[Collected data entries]
********
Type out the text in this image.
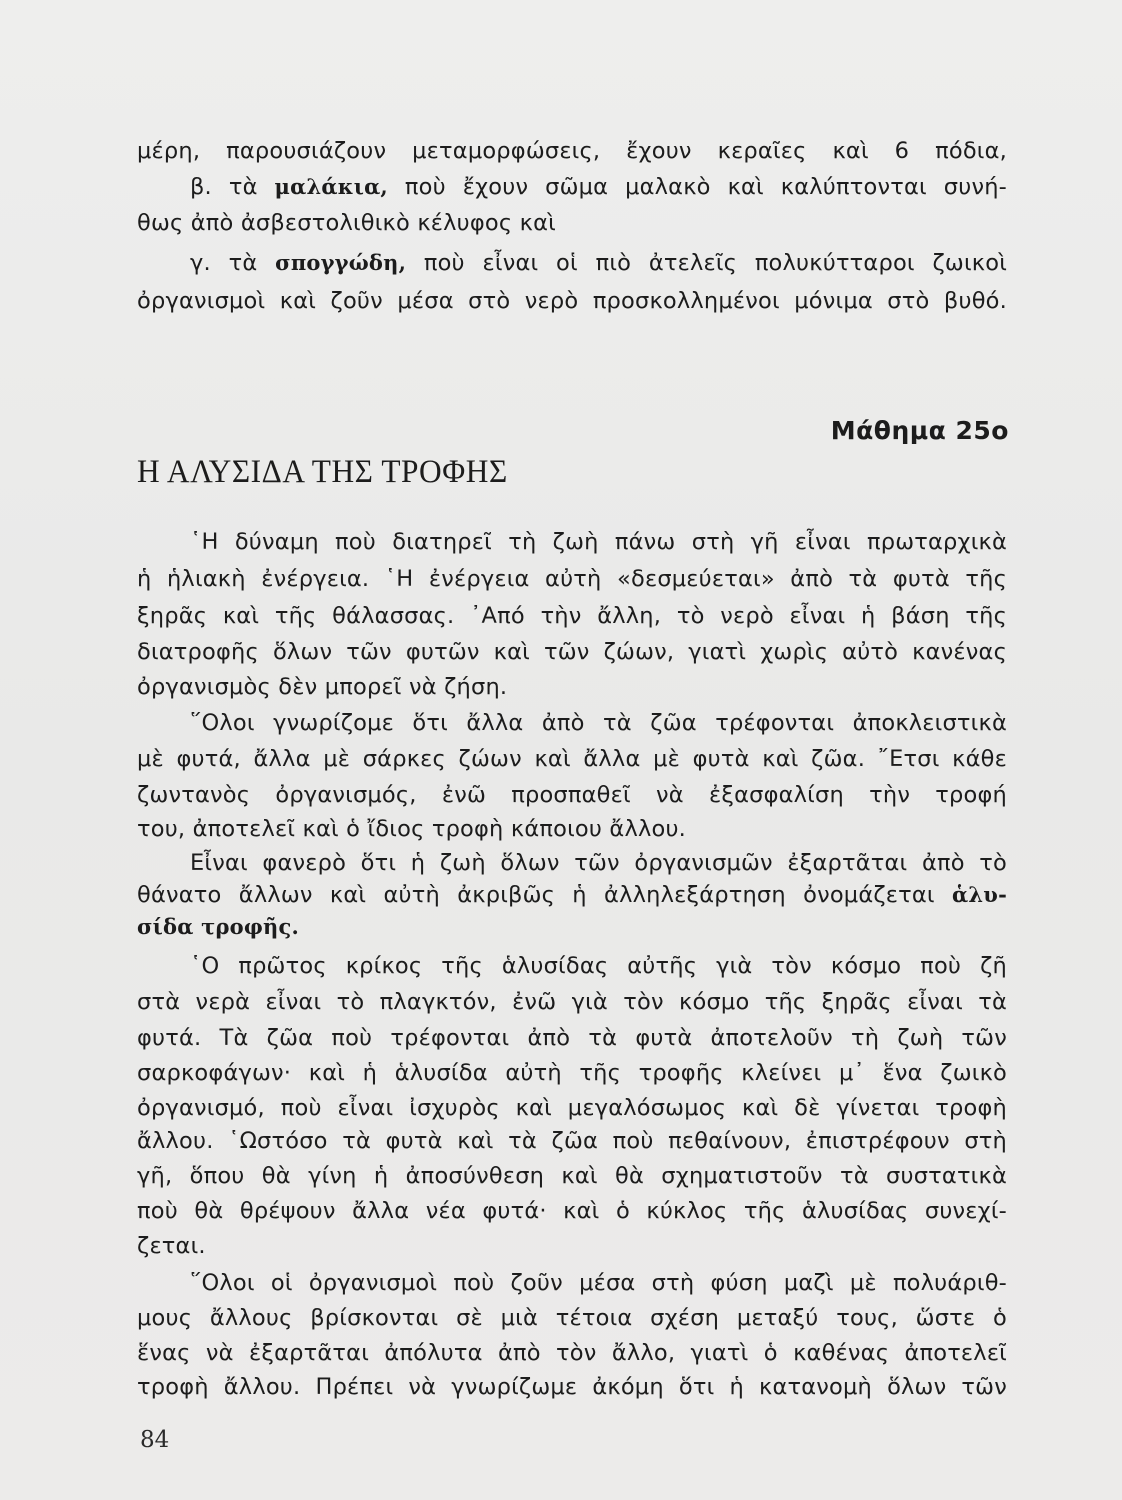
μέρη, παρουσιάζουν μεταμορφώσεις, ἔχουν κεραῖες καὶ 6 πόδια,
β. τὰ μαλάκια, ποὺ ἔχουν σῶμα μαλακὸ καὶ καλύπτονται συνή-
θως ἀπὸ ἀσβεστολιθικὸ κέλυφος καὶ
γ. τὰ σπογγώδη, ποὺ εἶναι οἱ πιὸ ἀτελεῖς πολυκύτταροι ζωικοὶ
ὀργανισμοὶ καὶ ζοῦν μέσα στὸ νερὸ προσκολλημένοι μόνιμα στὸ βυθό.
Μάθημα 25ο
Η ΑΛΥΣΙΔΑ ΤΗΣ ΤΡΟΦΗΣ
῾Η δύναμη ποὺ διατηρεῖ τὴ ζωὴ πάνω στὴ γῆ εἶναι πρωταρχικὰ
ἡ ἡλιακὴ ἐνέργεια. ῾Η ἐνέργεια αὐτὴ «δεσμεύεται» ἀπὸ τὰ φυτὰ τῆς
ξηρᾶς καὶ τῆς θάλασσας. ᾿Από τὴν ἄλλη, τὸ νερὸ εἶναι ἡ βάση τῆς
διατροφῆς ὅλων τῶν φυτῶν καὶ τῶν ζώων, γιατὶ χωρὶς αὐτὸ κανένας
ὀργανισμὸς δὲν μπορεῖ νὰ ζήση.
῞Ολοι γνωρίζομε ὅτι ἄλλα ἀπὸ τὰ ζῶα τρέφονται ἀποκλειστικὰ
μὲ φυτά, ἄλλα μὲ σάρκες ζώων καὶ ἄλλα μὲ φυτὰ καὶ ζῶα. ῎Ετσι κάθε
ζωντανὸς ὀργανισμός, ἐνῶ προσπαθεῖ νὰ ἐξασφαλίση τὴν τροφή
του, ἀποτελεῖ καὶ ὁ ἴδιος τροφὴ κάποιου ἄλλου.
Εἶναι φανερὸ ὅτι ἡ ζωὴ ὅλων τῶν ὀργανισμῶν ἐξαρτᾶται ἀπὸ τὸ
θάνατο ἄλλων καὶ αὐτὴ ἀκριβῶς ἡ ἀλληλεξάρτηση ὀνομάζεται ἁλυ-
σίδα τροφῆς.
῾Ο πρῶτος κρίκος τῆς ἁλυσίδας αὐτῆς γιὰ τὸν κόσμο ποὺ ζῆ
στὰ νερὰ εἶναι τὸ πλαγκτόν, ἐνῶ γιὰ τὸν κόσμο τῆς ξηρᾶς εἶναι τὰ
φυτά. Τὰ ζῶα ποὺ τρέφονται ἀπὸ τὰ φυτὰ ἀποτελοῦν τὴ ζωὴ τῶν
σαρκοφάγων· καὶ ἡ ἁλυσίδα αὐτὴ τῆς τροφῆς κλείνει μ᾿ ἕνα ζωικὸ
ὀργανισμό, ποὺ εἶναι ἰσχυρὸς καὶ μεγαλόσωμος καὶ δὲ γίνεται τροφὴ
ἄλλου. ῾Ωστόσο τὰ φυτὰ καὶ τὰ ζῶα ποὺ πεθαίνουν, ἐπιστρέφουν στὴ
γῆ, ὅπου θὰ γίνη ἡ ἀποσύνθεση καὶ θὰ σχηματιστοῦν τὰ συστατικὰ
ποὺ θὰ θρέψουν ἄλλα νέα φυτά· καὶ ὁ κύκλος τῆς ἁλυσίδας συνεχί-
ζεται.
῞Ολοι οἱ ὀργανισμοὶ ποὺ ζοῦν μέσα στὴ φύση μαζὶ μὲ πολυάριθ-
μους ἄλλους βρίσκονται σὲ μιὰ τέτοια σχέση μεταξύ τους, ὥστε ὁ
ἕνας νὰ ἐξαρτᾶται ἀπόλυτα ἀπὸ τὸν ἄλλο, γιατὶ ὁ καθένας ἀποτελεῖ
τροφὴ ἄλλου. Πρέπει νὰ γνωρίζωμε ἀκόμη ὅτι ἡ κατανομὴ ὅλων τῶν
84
********
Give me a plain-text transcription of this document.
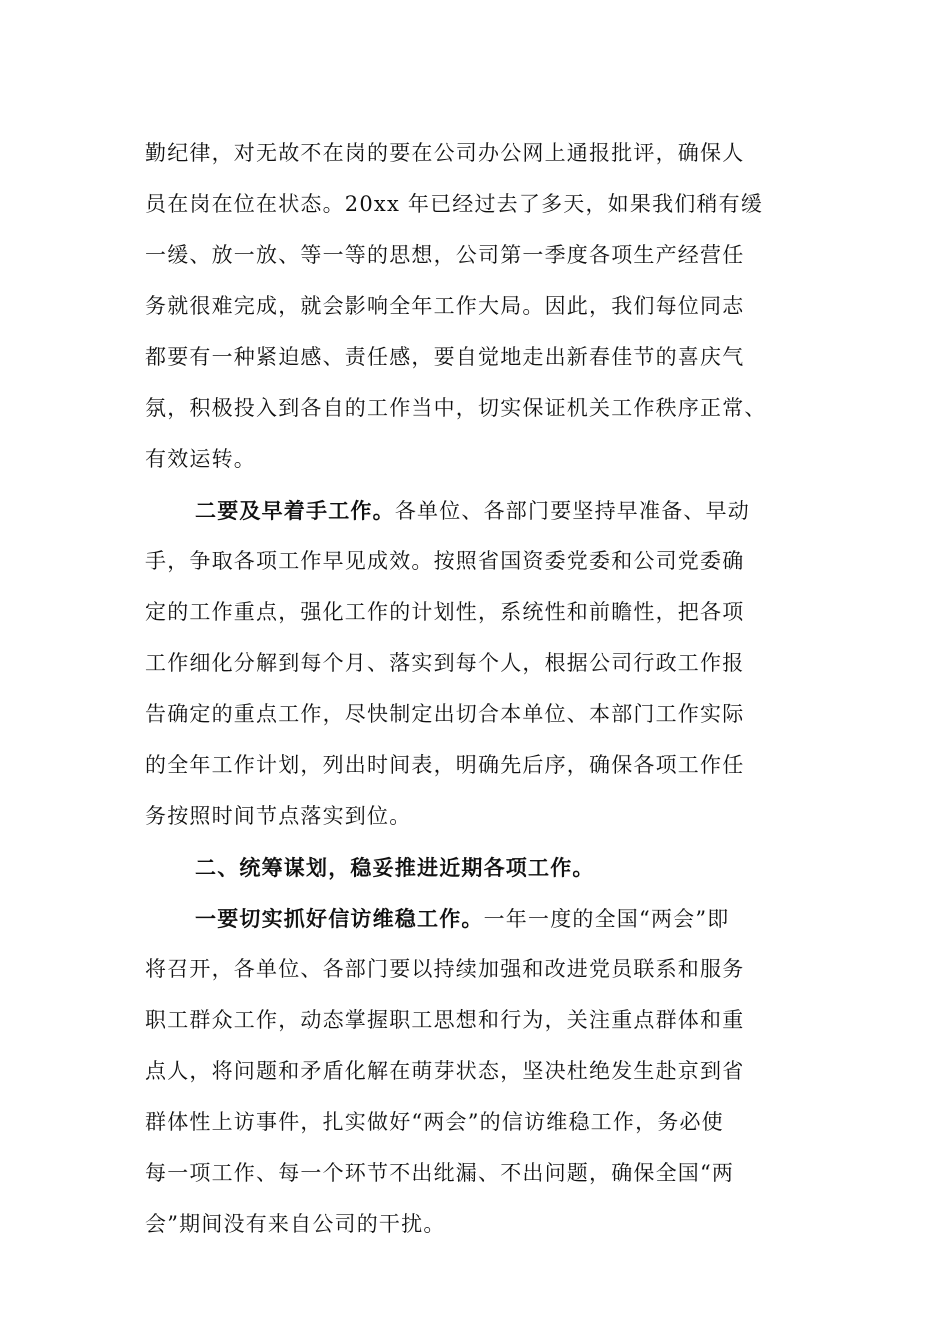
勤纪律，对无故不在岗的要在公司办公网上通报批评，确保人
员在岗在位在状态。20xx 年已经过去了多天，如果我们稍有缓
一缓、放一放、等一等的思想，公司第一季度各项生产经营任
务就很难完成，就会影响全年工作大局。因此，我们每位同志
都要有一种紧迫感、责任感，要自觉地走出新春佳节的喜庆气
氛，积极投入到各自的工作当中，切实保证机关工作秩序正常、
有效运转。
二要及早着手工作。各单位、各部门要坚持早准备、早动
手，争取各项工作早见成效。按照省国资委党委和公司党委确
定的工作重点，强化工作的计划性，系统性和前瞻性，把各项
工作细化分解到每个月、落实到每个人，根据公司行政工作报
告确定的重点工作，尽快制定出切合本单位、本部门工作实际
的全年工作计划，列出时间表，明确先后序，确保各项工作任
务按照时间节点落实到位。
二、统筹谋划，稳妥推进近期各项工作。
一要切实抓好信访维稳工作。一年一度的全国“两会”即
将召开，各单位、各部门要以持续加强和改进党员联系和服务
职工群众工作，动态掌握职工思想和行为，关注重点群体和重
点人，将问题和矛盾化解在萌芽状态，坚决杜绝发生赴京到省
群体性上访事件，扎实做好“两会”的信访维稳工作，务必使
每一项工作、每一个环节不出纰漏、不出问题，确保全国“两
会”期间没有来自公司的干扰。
********
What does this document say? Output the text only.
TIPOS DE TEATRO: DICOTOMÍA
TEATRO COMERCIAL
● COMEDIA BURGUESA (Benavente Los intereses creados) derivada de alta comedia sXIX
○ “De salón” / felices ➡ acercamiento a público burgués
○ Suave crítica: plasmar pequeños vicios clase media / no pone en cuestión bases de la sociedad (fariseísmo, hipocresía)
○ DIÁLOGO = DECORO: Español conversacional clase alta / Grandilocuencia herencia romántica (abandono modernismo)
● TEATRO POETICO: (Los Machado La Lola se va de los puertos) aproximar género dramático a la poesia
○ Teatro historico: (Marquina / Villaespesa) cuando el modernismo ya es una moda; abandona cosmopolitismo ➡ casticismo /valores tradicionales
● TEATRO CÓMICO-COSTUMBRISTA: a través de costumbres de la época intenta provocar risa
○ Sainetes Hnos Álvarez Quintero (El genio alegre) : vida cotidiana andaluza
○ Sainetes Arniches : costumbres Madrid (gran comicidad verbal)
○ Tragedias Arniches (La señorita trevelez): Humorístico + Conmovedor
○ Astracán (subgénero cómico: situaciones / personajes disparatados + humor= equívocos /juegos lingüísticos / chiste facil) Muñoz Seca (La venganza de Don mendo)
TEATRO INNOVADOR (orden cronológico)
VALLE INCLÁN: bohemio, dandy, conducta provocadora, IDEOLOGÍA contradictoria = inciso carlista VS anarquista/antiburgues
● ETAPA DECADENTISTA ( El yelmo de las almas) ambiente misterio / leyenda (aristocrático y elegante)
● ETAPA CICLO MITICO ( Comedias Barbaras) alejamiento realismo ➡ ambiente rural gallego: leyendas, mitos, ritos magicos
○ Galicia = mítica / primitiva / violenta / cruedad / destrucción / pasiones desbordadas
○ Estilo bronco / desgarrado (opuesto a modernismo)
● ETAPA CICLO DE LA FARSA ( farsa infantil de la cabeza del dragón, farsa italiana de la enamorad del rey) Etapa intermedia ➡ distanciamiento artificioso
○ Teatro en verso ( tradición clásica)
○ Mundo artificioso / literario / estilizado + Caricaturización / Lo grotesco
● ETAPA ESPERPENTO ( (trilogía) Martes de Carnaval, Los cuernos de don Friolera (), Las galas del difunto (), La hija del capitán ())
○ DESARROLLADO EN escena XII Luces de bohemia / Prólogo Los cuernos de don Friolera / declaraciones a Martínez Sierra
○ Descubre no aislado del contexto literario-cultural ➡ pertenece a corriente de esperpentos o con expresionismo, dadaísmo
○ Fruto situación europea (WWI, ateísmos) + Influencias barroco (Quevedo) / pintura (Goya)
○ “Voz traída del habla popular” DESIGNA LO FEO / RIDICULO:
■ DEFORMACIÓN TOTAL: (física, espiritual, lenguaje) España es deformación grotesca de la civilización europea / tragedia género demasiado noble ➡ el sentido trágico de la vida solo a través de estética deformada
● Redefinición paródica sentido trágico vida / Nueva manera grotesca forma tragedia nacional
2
********
• Challenge
From the data, collect all lines where the string "γιατὶ" appears.

• Final answer
διατροφῆς ὅλων τῶν φυτῶν καὶ τῶν ζώων, γιατὶ χωρὶς αὐτὸ κανένας
ἕνας νὰ ἐξαρτᾶται ἀπόλυτα ἀπὸ τὸν ἄλλο, γιατὶ ὁ καθένας ἀποτελεῖ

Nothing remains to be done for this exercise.